[Part of a data file]
-=-=-

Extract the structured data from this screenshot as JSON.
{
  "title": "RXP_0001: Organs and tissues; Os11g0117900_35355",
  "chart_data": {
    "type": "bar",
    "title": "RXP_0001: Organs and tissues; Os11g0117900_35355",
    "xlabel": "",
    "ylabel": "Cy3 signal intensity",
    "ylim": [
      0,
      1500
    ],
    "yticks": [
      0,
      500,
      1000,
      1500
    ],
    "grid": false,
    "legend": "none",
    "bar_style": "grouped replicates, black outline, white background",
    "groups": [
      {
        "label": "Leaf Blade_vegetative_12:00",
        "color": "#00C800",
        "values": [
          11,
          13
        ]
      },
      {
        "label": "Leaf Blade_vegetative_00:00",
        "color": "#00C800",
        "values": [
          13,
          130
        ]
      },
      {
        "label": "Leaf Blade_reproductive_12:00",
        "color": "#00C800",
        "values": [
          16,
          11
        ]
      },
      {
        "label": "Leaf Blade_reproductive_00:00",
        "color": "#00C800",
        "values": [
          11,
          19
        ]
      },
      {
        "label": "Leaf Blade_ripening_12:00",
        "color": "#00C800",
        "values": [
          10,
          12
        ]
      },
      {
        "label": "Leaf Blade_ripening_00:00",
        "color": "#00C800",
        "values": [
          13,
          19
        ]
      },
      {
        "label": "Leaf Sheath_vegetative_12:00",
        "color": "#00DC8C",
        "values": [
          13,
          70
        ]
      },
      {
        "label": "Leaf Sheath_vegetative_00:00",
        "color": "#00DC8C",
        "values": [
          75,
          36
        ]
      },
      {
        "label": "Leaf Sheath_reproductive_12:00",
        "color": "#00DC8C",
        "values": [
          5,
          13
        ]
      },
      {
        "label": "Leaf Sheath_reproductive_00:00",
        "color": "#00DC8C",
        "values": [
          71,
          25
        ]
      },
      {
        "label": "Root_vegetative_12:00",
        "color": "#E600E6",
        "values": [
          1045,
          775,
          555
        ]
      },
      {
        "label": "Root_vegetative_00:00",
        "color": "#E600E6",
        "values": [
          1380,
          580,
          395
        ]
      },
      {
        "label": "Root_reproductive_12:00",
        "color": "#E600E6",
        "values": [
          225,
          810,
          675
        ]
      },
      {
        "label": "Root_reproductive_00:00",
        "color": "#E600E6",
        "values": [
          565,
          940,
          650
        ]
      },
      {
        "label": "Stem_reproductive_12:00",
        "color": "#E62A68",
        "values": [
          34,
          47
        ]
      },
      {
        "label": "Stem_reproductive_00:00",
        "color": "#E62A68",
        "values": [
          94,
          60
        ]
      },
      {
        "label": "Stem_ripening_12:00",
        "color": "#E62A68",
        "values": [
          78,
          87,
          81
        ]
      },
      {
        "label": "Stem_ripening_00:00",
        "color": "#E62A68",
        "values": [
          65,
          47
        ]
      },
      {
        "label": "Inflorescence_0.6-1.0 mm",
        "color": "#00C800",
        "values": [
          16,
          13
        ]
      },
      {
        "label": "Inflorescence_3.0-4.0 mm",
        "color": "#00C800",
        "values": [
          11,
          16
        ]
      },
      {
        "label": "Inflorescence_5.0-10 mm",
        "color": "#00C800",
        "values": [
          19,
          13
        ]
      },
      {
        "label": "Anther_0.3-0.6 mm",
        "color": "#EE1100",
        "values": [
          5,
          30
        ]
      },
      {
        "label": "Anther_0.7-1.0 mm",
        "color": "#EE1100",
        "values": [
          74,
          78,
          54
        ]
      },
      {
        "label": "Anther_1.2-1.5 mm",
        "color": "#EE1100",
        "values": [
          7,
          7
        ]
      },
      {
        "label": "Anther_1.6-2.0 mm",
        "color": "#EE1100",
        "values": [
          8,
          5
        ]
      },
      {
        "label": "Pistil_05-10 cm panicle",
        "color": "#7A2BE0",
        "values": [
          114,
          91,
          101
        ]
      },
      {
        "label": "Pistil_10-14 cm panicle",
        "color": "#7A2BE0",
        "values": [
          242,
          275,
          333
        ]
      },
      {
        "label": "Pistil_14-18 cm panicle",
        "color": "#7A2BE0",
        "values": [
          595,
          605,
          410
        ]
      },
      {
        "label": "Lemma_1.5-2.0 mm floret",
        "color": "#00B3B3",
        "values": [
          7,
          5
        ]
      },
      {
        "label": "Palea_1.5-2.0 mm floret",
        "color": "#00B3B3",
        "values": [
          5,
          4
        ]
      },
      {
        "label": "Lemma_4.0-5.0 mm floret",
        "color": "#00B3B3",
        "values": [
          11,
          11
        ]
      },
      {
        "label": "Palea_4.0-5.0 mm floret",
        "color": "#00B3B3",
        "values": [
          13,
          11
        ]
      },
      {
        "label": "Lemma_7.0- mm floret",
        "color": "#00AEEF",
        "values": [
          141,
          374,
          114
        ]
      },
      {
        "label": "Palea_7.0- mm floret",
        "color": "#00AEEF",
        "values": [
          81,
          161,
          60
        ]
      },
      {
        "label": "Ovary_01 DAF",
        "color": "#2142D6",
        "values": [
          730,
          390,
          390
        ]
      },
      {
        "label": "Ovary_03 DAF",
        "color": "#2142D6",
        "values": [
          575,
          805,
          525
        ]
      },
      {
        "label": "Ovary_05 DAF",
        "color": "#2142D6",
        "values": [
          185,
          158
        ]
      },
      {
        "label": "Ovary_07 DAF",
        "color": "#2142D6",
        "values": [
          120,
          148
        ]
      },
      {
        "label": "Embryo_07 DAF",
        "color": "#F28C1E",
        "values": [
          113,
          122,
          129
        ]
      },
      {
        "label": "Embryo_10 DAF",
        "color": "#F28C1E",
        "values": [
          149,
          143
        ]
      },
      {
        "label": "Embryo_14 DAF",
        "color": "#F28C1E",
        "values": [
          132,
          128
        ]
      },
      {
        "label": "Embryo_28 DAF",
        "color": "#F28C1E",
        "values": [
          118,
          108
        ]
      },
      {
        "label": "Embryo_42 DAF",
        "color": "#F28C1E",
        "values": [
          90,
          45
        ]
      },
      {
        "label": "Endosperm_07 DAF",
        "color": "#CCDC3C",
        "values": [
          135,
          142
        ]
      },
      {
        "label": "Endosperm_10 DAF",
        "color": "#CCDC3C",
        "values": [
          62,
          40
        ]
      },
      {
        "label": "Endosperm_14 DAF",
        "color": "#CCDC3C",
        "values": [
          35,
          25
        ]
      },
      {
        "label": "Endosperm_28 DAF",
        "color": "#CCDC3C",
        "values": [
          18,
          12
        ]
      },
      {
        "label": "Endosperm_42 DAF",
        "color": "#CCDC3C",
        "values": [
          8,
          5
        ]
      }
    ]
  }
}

-=-=-

EXERCISE TASK:
Write every line of the material above again, exactly.

SOLUTION FOR THIS PROBLEM:
Extract the structured data from this screenshot as JSON.
{
  "title": "RXP_0001: Organs and tissues; Os11g0117900_35355",
  "chart_data": {
    "type": "bar",
    "title": "RXP_0001: Organs and tissues; Os11g0117900_35355",
    "xlabel": "",
    "ylabel": "Cy3 signal intensity",
    "ylim": [
      0,
      1500
    ],
    "yticks": [
      0,
      500,
      1000,
      1500
    ],
    "grid": false,
    "legend": "none",
    "bar_style": "grouped replicates, black outline, white background",
    "groups": [
      {
        "label": "Leaf Blade_vegetative_12:00",
        "color": "#00C800",
        "values": [
          11,
          13
        ]
      },
      {
        "label": "Leaf Blade_vegetative_00:00",
        "color": "#00C800",
        "values": [
          13,
          130
        ]
      },
      {
        "label": "Leaf Blade_reproductive_12:00",
        "color": "#00C800",
        "values": [
          16,
          11
        ]
      },
      {
        "label": "Leaf Blade_reproductive_00:00",
        "color": "#00C800",
        "values": [
          11,
          19
        ]
      },
      {
        "label": "Leaf Blade_ripening_12:00",
        "color": "#00C800",
        "values": [
          10,
          12
        ]
      },
      {
        "label": "Leaf Blade_ripening_00:00",
        "color": "#00C800",
        "values": [
          13,
          19
        ]
      },
      {
        "label": "Leaf Sheath_vegetative_12:00",
        "color": "#00DC8C",
        "values": [
          13,
          70
        ]
      },
      {
        "label": "Leaf Sheath_vegetative_00:00",
        "color": "#00DC8C",
        "values": [
          75,
          36
        ]
      },
      {
        "label": "Leaf Sheath_reproductive_12:00",
        "color": "#00DC8C",
        "values": [
          5,
          13
        ]
      },
      {
        "label": "Leaf Sheath_reproductive_00:00",
        "color": "#00DC8C",
        "values": [
          71,
          25
        ]
      },
      {
        "label": "Root_vegetative_12:00",
        "color": "#E600E6",
        "values": [
          1045,
          775,
          555
        ]
      },
      {
        "label": "Root_vegetative_00:00",
        "color": "#E600E6",
        "values": [
          1380,
          580,
          395
        ]
      },
      {
        "label": "Root_reproductive_12:00",
        "color": "#E600E6",
        "values": [
          225,
          810,
          675
        ]
      },
      {
        "label": "Root_reproductive_00:00",
        "color": "#E600E6",
        "values": [
          565,
          940,
          650
        ]
      },
      {
        "label": "Stem_reproductive_12:00",
        "color": "#E62A68",
        "values": [
          34,
          47
        ]
      },
      {
        "label": "Stem_reproductive_00:00",
        "color": "#E62A68",
        "values": [
          94,
          60
        ]
      },
      {
        "label": "Stem_ripening_12:00",
        "color": "#E62A68",
        "values": [
          78,
          87,
          81
        ]
      },
      {
        "label": "Stem_ripening_00:00",
        "color": "#E62A68",
        "values": [
          65,
          47
        ]
      },
      {
        "label": "Inflorescence_0.6-1.0 mm",
        "color": "#00C800",
        "values": [
          16,
          13
        ]
      },
      {
        "label": "Inflorescence_3.0-4.0 mm",
        "color": "#00C800",
        "values": [
          11,
          16
        ]
      },
      {
        "label": "Inflorescence_5.0-10 mm",
        "color": "#00C800",
        "values": [
          19,
          13
        ]
      },
      {
        "label": "Anther_0.3-0.6 mm",
        "color": "#EE1100",
        "values": [
          5,
          30
        ]
      },
      {
        "label": "Anther_0.7-1.0 mm",
        "color": "#EE1100",
        "values": [
          74,
          78,
          54
        ]
      },
      {
        "label": "Anther_1.2-1.5 mm",
        "color": "#EE1100",
        "values": [
          7,
          7
        ]
      },
      {
        "label": "Anther_1.6-2.0 mm",
        "color": "#EE1100",
        "values": [
          8,
          5
        ]
      },
      {
        "label": "Pistil_05-10 cm panicle",
        "color": "#7A2BE0",
        "values": [
          114,
          91,
          101
        ]
      },
      {
        "label": "Pistil_10-14 cm panicle",
        "color": "#7A2BE0",
        "values": [
          242,
          275,
          333
        ]
      },
      {
        "label": "Pistil_14-18 cm panicle",
        "color": "#7A2BE0",
        "values": [
          595,
          605,
          410
        ]
      },
      {
        "label": "Lemma_1.5-2.0 mm floret",
        "color": "#00B3B3",
        "values": [
          7,
          5
        ]
      },
      {
        "label": "Palea_1.5-2.0 mm floret",
        "color": "#00B3B3",
        "values": [
          5,
          4
        ]
      },
      {
        "label": "Lemma_4.0-5.0 mm floret",
        "color": "#00B3B3",
        "values": [
          11,
          11
        ]
      },
      {
        "label": "Palea_4.0-5.0 mm floret",
        "color": "#00B3B3",
        "values": [
          13,
          11
        ]
      },
      {
        "label": "Lemma_7.0- mm floret",
        "color": "#00AEEF",
        "values": [
          141,
          374,
          114
        ]
      },
      {
        "label": "Palea_7.0- mm floret",
        "color": "#00AEEF",
        "values": [
          81,
          161,
          60
        ]
      },
      {
        "label": "Ovary_01 DAF",
        "color": "#2142D6",
        "values": [
          730,
          390,
          390
        ]
      },
      {
        "label": "Ovary_03 DAF",
        "color": "#2142D6",
        "values": [
          575,
          805,
          525
        ]
      },
      {
        "label": "Ovary_05 DAF",
        "color": "#2142D6",
        "values": [
          185,
          158
        ]
      },
      {
        "label": "Ovary_07 DAF",
        "color": "#2142D6",
        "values": [
          120,
          148
        ]
      },
      {
        "label": "Embryo_07 DAF",
        "color": "#F28C1E",
        "values": [
          113,
          122,
          129
        ]
      },
      {
        "label": "Embryo_10 DAF",
        "color": "#F28C1E",
        "values": [
          149,
          143
        ]
      },
      {
        "label": "Embryo_14 DAF",
        "color": "#F28C1E",
        "values": [
          132,
          128
        ]
      },
      {
        "label": "Embryo_28 DAF",
        "color": "#F28C1E",
        "values": [
          118,
          108
        ]
      },
      {
        "label": "Embryo_42 DAF",
        "color": "#F28C1E",
        "values": [
          90,
          45
        ]
      },
      {
        "label": "Endosperm_07 DAF",
        "color": "#CCDC3C",
        "values": [
          135,
          142
        ]
      },
      {
        "label": "Endosperm_10 DAF",
        "color": "#CCDC3C",
        "values": [
          62,
          40
        ]
      },
      {
        "label": "Endosperm_14 DAF",
        "color": "#CCDC3C",
        "values": [
          35,
          25
        ]
      },
      {
        "label": "Endosperm_28 DAF",
        "color": "#CCDC3C",
        "values": [
          18,
          12
        ]
      },
      {
        "label": "Endosperm_42 DAF",
        "color": "#CCDC3C",
        "values": [
          8,
          5
        ]
      }
    ]
  }
}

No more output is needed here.